● GOAL
Exactly reproduce all the records, keeping pictures out of the copy.

● EXERCISE INPUT
_____

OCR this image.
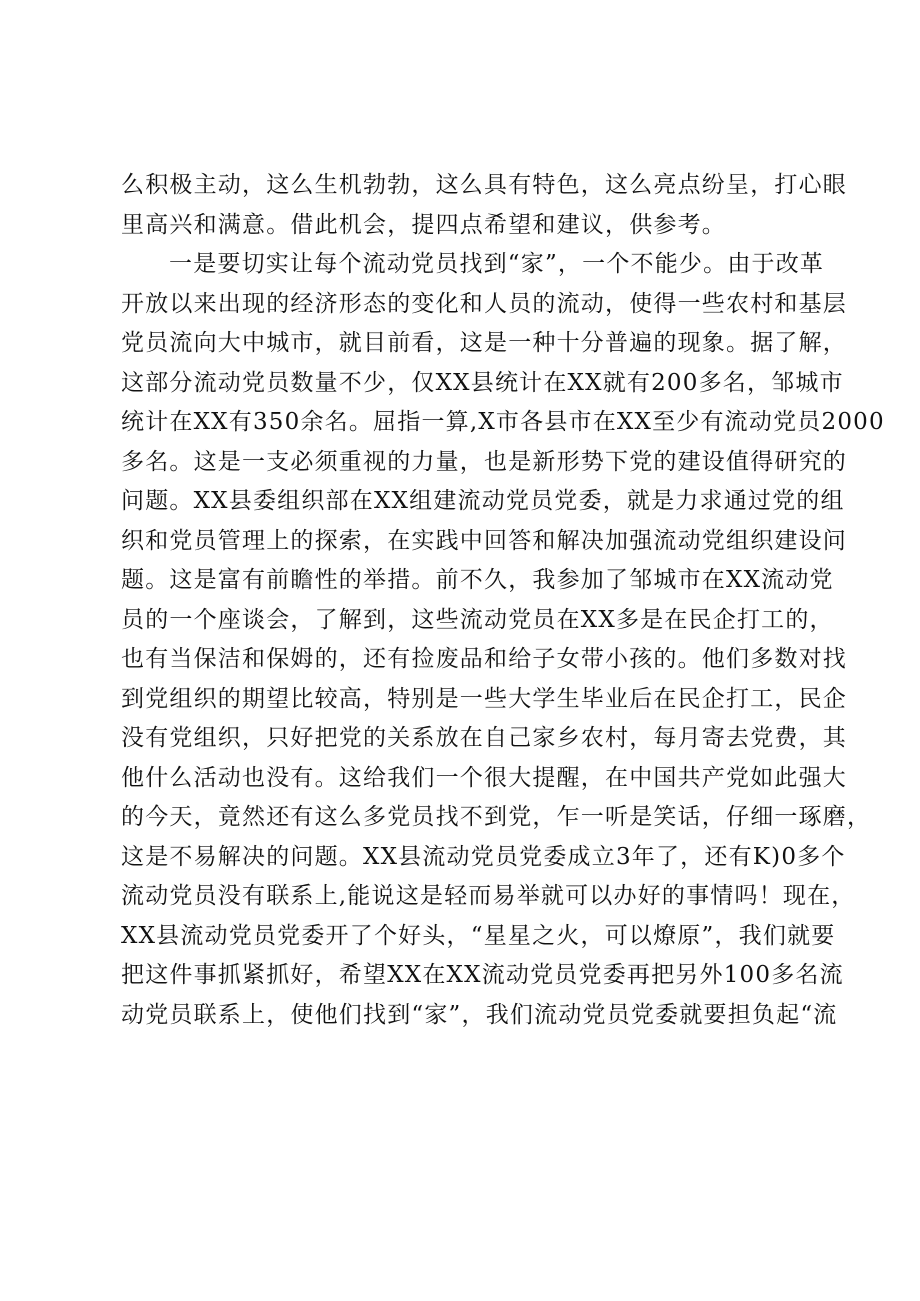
么积极主动，这么生机勃勃，这么具有特色，这么亮点纷呈，打心眼
里高兴和满意。借此机会，提四点希望和建议，供参考。
一是要切实让每个流动党员找到“家”，一个不能少。由于改革
开放以来出现的经济形态的变化和人员的流动，使得一些农村和基层
党员流向大中城市，就目前看，这是一种十分普遍的现象。据了解，
这部分流动党员数量不少，仅XX县统计在XX就有200多名，邹城市
统计在XX有350余名。屈指一算,X市各县市在XX至少有流动党员2000
多名。这是一支必须重视的力量，也是新形势下党的建设值得研究的
问题。XX县委组织部在XX组建流动党员党委，就是力求通过党的组
织和党员管理上的探索，在实践中回答和解决加强流动党组织建设问
题。这是富有前瞻性的举措。前不久，我参加了邹城市在XX流动党
员的一个座谈会，了解到，这些流动党员在XX多是在民企打工的，
也有当保洁和保姆的，还有捡废品和给子女带小孩的。他们多数对找
到党组织的期望比较高，特别是一些大学生毕业后在民企打工，民企
没有党组织，只好把党的关系放在自己家乡农村，每月寄去党费，其
他什么活动也没有。这给我们一个很大提醒，在中国共产党如此强大
的今天，竟然还有这么多党员找不到党，乍一听是笑话，仔细一琢磨，
这是不易解决的问题。XX县流动党员党委成立3年了，还有K)0多个
流动党员没有联系上,能说这是轻而易举就可以办好的事情吗！现在，
XX县流动党员党委开了个好头，“星星之火，可以燎原”，我们就要
把这件事抓紧抓好，希望XX在XX流动党员党委再把另外100多名流
动党员联系上，使他们找到“家”，我们流动党员党委就要担负起“流
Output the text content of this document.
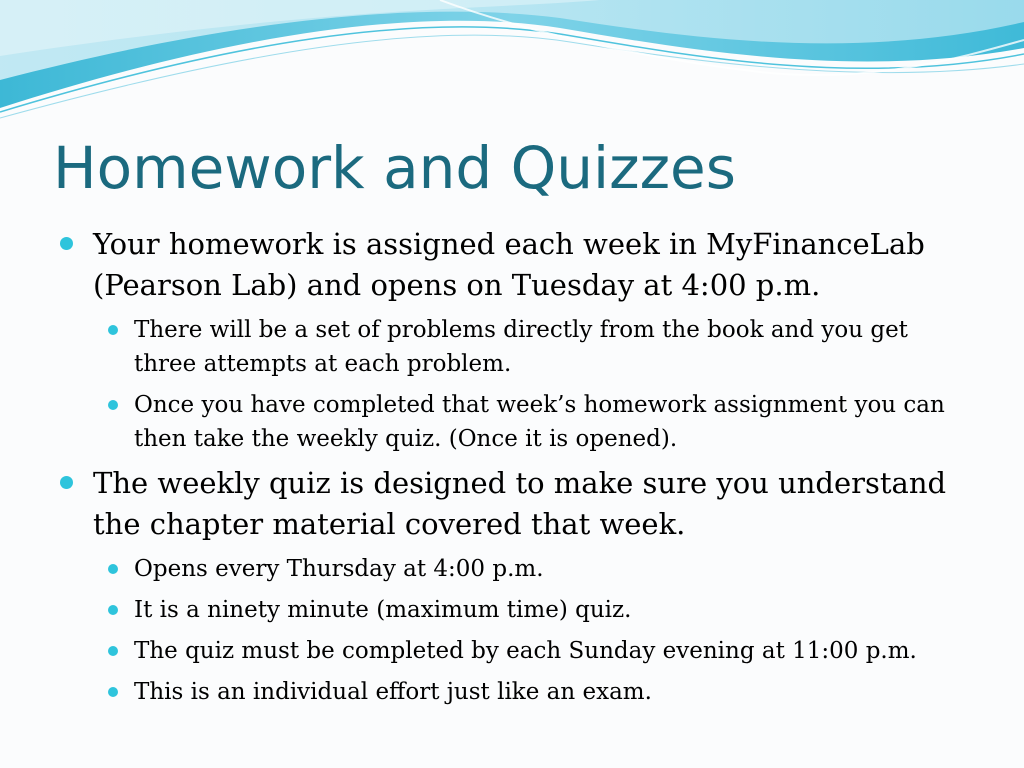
Homework and Quizzes
Your homework is assigned each week in MyFinanceLab (Pearson Lab) and opens on Tuesday at 4:00 p.m.
There will be a set of problems directly from the book and you get three attempts at each problem.
Once you have completed that week’s homework assignment you can then take the weekly quiz. (Once it is opened).
The weekly quiz is designed to make sure you understand the chapter material covered that week.
Opens every Thursday at 4:00 p.m.
It is a ninety minute (maximum time) quiz.
The quiz must be completed by each Sunday evening at 11:00 p.m.
This is an individual effort just like an exam.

_____

● SOLVED PROBLEM
OCR this image.
么积极主动，这么生机勃勃，这么具有特色，这么亮点纷呈，打心眼
里高兴和满意。借此机会，提四点希望和建议，供参考。
一是要切实让每个流动党员找到“家”，一个不能少。由于改革
开放以来出现的经济形态的变化和人员的流动，使得一些农村和基层
党员流向大中城市，就目前看，这是一种十分普遍的现象。据了解，
这部分流动党员数量不少，仅XX县统计在XX就有200多名，邹城市
统计在XX有350余名。屈指一算,X市各县市在XX至少有流动党员2000
多名。这是一支必须重视的力量，也是新形势下党的建设值得研究的
问题。XX县委组织部在XX组建流动党员党委，就是力求通过党的组
织和党员管理上的探索，在实践中回答和解决加强流动党组织建设问
题。这是富有前瞻性的举措。前不久，我参加了邹城市在XX流动党
员的一个座谈会，了解到，这些流动党员在XX多是在民企打工的，
也有当保洁和保姆的，还有捡废品和给子女带小孩的。他们多数对找
到党组织的期望比较高，特别是一些大学生毕业后在民企打工，民企
没有党组织，只好把党的关系放在自己家乡农村，每月寄去党费，其
他什么活动也没有。这给我们一个很大提醒，在中国共产党如此强大
的今天，竟然还有这么多党员找不到党，乍一听是笑话，仔细一琢磨，
这是不易解决的问题。XX县流动党员党委成立3年了，还有K)0多个
流动党员没有联系上,能说这是轻而易举就可以办好的事情吗！现在，
XX县流动党员党委开了个好头，“星星之火，可以燎原”，我们就要
把这件事抓紧抓好，希望XX在XX流动党员党委再把另外100多名流
动党员联系上，使他们找到“家”，我们流动党员党委就要担负起“流
Output the text content of this document.
Homework and Quizzes
Your homework is assigned each week in MyFinanceLab (Pearson Lab) and opens on Tuesday at 4:00 p.m.
There will be a set of problems directly from the book and you get three attempts at each problem.
Once you have completed that week’s homework assignment you can then take the weekly quiz. (Once it is opened).
The weekly quiz is designed to make sure you understand the chapter material covered that week.
Opens every Thursday at 4:00 p.m.
It is a ninety minute (maximum time) quiz.
The quiz must be completed by each Sunday evening at 11:00 p.m.
This is an individual effort just like an exam.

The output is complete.